In the material below, find each line holding the string "Strategy" and copy it.
▼▼▼
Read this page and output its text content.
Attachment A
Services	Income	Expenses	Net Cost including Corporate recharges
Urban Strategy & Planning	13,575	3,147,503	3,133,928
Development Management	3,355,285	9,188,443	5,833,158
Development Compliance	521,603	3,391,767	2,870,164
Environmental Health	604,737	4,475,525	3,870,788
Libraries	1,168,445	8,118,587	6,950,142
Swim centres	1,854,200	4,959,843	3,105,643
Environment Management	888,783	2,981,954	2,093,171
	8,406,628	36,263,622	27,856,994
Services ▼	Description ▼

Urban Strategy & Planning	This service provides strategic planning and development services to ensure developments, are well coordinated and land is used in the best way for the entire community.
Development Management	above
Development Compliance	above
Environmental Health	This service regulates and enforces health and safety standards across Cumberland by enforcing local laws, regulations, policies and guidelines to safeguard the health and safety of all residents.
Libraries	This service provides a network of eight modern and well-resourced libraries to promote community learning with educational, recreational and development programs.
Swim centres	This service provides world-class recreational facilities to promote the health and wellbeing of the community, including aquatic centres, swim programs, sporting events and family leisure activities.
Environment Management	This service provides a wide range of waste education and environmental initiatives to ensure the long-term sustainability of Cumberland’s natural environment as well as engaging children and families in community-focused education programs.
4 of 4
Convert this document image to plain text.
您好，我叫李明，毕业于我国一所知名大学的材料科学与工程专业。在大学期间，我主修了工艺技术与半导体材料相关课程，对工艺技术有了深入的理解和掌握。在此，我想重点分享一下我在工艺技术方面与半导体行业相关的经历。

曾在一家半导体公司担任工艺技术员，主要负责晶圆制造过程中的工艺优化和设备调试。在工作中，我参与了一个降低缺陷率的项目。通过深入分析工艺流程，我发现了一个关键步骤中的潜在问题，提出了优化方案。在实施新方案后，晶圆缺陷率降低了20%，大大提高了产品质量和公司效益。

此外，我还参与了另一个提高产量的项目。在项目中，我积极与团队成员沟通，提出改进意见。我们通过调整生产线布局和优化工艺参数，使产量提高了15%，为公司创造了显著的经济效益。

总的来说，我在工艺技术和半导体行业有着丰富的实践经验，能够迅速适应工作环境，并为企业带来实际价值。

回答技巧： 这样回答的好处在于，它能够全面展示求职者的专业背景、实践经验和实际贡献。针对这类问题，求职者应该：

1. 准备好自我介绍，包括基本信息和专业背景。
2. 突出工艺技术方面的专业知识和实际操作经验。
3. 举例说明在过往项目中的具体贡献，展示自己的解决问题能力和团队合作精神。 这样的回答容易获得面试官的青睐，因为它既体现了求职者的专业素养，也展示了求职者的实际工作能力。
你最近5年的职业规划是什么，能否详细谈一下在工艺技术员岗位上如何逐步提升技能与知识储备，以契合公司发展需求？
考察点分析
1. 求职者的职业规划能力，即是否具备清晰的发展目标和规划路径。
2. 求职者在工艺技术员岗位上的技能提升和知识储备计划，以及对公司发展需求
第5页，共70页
▲▲▲
▶ **The completed task**:
Urban Strategy & Planning	13,575	3,147,503	3,133,928
Urban Strategy & Planning	This service provides strategic planning and development services to ensure developments, are well coordinated and land is used in the best way for the entire community.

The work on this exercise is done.